- _Task instructions_:
Please transcribe the data that follows without the pictures, keeping every word the same.

- _Provided information_:
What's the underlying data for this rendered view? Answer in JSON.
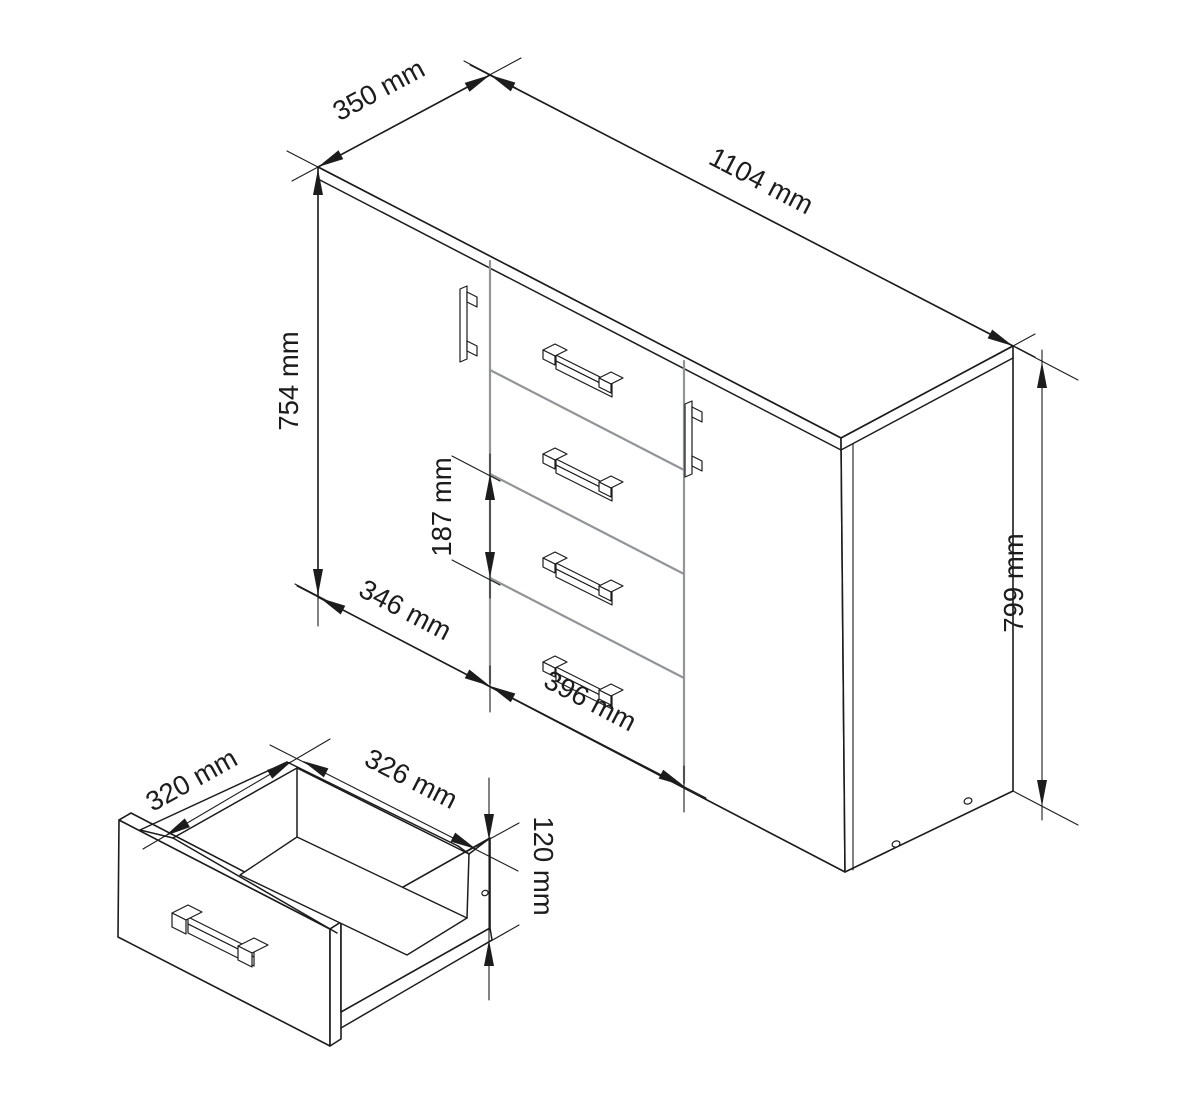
{
  "dims": {
    "cabinet_depth": "350 mm",
    "cabinet_width": "1104 mm",
    "door_height": "754 mm",
    "drawer_front_height": "187 mm",
    "door_width": "346 mm",
    "drawer_width": "396 mm",
    "cabinet_height": "799 mm",
    "drawer_inner_depth": "320 mm",
    "drawer_inner_width": "326 mm",
    "drawer_side_height": "120 mm"
  },
  "colors": {
    "line": "#1c1c1c",
    "separator": "#919599",
    "background": "#ffffff"
  }
}
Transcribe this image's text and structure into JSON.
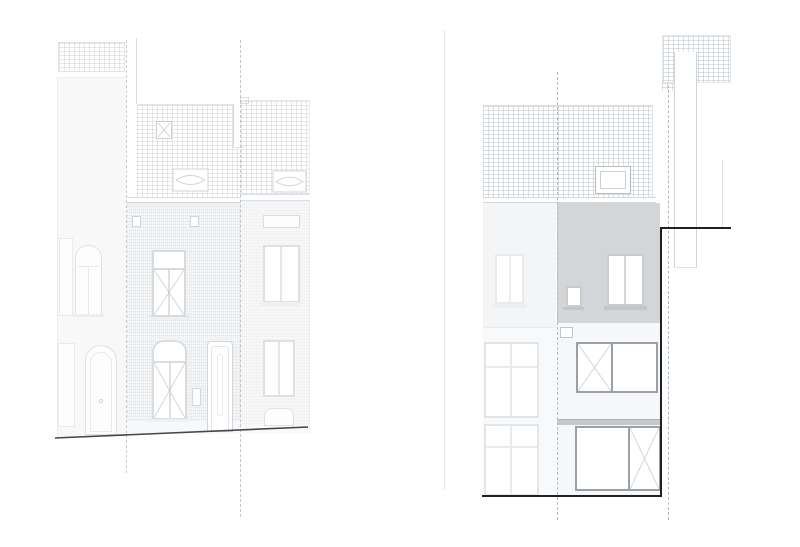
{
  "drawing": {
    "kind": "architectural-elevations",
    "views": [
      {
        "id": "street-elevation",
        "depicts": [
          "neighbor-house-left",
          "row-house-centre",
          "row-house-right",
          "tiled-roofs",
          "roof-window",
          "lens-dormer",
          "roof-chimney",
          "arched-windows",
          "entry-doors",
          "sloping-street-line",
          "dashed-parcel-boundaries"
        ]
      },
      {
        "id": "rear-elevation",
        "depicts": [
          "neighbor-brick-facade",
          "grey-rendered-upper-facade",
          "roof-skylight",
          "chimney-stack",
          "new-window-openings",
          "bold-extension-outline",
          "flat-ground-line",
          "dashed-parcel-boundaries"
        ]
      }
    ]
  },
  "colors": {
    "paper": "#ffffff",
    "tile-line": "#98a2aa52",
    "brick-line": "#98a2aa38",
    "faint-line": "#98a2aa1a",
    "edge": "#d9dcde",
    "edge-strong": "#c2c6c9",
    "frame-gray": "#9aa0a5",
    "render-gray": "#d4d5d6",
    "band-gray": "#c6c9cb",
    "sill-gray": "#c3c6c8",
    "glass-diag": "#bcc2c6",
    "ink": "#1f2022",
    "ground": "#45474a",
    "dash": "#b4b9bd",
    "facade-a": "#f8f8f9",
    "facade-b": "#f7f8f9",
    "facade-d": "#f4f5f6"
  }
}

- _Written reply_:
What's the underlying data for this rendered view? Answer in JSON.
{
  "dims": {
    "cabinet_depth": "350 mm",
    "cabinet_width": "1104 mm",
    "door_height": "754 mm",
    "drawer_front_height": "187 mm",
    "door_width": "346 mm",
    "drawer_width": "396 mm",
    "cabinet_height": "799 mm",
    "drawer_inner_depth": "320 mm",
    "drawer_inner_width": "326 mm",
    "drawer_side_height": "120 mm"
  },
  "colors": {
    "line": "#1c1c1c",
    "separator": "#919599",
    "background": "#ffffff"
  }
}
Transcribe this image's text and structure into JSON.
{
  "drawing": {
    "kind": "architectural-elevations",
    "views": [
      {
        "id": "street-elevation",
        "depicts": [
          "neighbor-house-left",
          "row-house-centre",
          "row-house-right",
          "tiled-roofs",
          "roof-window",
          "lens-dormer",
          "roof-chimney",
          "arched-windows",
          "entry-doors",
          "sloping-street-line",
          "dashed-parcel-boundaries"
        ]
      },
      {
        "id": "rear-elevation",
        "depicts": [
          "neighbor-brick-facade",
          "grey-rendered-upper-facade",
          "roof-skylight",
          "chimney-stack",
          "new-window-openings",
          "bold-extension-outline",
          "flat-ground-line",
          "dashed-parcel-boundaries"
        ]
      }
    ]
  },
  "colors": {
    "paper": "#ffffff",
    "tile-line": "#98a2aa52",
    "brick-line": "#98a2aa38",
    "faint-line": "#98a2aa1a",
    "edge": "#d9dcde",
    "edge-strong": "#c2c6c9",
    "frame-gray": "#9aa0a5",
    "render-gray": "#d4d5d6",
    "band-gray": "#c6c9cb",
    "sill-gray": "#c3c6c8",
    "glass-diag": "#bcc2c6",
    "ink": "#1f2022",
    "ground": "#45474a",
    "dash": "#b4b9bd",
    "facade-a": "#f8f8f9",
    "facade-b": "#f7f8f9",
    "facade-d": "#f4f5f6"
  }
}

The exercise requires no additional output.